#### Extracted data

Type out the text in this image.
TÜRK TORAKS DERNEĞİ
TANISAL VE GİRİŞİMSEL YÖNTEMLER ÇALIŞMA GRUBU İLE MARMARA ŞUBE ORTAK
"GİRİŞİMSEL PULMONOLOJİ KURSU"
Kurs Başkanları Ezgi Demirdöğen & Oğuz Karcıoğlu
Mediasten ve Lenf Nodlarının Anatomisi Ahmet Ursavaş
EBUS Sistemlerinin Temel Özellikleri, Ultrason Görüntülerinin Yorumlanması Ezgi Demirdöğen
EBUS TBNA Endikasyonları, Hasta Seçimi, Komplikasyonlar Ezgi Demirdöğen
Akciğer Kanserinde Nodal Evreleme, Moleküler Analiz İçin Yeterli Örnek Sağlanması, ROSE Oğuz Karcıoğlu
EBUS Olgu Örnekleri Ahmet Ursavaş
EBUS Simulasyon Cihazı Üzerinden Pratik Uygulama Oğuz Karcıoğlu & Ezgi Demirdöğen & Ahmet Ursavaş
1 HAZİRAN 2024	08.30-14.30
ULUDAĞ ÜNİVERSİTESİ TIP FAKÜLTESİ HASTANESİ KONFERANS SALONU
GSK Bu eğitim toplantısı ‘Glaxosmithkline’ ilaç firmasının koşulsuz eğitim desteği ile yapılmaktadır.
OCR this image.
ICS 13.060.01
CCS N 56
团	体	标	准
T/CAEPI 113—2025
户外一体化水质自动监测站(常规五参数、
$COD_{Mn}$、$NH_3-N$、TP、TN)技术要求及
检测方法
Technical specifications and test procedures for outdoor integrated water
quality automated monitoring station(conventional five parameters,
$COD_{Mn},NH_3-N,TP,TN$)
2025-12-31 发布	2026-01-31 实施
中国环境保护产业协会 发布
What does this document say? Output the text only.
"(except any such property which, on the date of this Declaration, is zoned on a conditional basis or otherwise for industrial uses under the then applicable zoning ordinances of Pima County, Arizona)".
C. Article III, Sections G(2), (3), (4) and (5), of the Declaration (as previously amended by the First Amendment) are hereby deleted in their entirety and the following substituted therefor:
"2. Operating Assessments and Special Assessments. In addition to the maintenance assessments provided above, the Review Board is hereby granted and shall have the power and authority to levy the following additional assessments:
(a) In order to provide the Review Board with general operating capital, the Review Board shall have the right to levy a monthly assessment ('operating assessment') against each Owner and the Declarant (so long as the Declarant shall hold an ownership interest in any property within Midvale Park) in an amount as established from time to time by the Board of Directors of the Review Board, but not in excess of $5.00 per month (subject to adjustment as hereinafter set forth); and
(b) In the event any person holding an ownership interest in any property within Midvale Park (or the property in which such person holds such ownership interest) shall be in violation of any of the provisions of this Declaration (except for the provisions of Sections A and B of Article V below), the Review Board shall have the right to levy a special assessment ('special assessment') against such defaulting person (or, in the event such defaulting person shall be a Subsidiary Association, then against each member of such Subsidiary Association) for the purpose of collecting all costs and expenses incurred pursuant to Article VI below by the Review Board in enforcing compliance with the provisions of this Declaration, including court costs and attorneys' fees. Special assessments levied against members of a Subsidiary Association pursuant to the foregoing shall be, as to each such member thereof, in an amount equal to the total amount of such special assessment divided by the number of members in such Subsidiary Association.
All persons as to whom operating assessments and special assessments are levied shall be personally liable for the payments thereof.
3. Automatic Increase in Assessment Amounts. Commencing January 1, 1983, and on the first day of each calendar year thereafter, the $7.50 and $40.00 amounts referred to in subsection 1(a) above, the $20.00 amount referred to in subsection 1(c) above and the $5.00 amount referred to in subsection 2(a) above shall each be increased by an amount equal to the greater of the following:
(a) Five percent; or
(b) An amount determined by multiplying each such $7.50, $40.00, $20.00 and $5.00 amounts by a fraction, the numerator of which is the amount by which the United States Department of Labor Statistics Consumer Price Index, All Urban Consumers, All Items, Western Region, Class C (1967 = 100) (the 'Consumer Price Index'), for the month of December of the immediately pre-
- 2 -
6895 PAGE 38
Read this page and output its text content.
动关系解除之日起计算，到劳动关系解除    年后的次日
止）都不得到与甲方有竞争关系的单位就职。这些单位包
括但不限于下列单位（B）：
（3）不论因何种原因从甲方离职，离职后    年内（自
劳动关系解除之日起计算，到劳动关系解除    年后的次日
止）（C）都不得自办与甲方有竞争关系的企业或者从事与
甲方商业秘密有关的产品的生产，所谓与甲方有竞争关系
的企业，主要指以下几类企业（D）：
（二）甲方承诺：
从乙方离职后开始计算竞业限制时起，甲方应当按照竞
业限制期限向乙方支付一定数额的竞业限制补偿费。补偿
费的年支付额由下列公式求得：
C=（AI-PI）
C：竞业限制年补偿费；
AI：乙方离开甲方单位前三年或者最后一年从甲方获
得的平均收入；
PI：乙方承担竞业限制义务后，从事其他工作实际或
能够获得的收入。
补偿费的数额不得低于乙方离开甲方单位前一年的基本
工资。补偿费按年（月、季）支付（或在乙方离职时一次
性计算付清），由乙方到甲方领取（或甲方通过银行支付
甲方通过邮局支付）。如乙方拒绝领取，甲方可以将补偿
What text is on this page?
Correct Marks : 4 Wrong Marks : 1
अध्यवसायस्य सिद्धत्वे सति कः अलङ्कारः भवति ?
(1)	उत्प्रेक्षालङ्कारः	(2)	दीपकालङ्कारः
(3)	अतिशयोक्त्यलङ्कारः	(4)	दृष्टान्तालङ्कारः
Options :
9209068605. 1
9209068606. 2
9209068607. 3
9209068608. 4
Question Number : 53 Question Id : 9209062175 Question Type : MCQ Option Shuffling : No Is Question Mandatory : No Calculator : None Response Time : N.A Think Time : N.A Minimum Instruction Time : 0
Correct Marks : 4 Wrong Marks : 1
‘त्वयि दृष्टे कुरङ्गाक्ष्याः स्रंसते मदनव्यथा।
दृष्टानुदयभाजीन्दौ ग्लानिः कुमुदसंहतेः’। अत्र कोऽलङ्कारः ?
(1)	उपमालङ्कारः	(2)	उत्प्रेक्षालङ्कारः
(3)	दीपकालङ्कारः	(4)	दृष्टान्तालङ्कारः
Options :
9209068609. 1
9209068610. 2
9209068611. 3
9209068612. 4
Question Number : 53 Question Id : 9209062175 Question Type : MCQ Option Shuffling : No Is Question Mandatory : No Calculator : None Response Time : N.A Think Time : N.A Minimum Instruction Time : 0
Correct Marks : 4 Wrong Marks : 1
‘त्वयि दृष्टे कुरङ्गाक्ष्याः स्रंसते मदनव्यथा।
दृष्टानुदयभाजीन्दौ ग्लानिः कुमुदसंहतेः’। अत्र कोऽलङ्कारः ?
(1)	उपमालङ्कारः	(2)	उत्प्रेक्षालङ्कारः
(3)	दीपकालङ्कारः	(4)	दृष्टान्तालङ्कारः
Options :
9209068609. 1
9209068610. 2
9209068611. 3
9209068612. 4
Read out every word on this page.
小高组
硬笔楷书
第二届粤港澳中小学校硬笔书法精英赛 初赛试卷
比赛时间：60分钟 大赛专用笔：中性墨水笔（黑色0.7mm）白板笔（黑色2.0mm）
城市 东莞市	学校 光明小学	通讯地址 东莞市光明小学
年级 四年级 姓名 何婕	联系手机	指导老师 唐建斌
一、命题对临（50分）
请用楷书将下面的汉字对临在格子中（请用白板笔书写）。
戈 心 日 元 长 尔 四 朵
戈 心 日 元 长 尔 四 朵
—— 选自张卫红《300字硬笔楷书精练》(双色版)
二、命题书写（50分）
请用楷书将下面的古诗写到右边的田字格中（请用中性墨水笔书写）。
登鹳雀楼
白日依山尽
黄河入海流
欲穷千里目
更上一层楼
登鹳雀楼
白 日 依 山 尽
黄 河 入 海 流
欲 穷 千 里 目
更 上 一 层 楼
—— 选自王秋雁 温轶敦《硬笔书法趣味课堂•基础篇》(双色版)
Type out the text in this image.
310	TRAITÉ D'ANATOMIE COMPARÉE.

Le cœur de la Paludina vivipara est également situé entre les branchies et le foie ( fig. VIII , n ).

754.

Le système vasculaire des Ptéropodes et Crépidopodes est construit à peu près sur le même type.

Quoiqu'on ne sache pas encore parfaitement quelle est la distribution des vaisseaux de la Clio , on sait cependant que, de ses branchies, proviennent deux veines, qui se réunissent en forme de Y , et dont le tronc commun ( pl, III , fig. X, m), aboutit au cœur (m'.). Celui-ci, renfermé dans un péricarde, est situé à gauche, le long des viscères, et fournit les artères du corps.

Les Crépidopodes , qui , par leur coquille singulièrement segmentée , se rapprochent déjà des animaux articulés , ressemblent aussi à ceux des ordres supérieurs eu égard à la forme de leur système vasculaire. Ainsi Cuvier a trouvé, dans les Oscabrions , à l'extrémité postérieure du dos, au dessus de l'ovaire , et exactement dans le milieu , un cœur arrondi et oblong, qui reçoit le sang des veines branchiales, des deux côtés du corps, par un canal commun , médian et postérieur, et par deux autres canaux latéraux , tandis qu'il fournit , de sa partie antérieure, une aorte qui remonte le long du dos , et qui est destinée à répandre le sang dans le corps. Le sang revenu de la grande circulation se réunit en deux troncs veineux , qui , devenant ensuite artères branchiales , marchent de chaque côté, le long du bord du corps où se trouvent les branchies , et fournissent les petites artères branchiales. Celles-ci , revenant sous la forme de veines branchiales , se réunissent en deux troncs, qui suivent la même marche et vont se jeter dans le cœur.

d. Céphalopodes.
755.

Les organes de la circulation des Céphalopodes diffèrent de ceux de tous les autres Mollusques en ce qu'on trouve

########

Find and copy each line above that includes the string "Ahmet".

Result for this task:
Mediasten ve Lenf Nodlarının Anatomisi Ahmet Ursavaş
EBUS Olgu Örnekleri Ahmet Ursavaş
EBUS Simulasyon Cihazı Üzerinden Pratik Uygulama Oğuz Karcıoğlu & Ezgi Demirdöğen & Ahmet Ursavaş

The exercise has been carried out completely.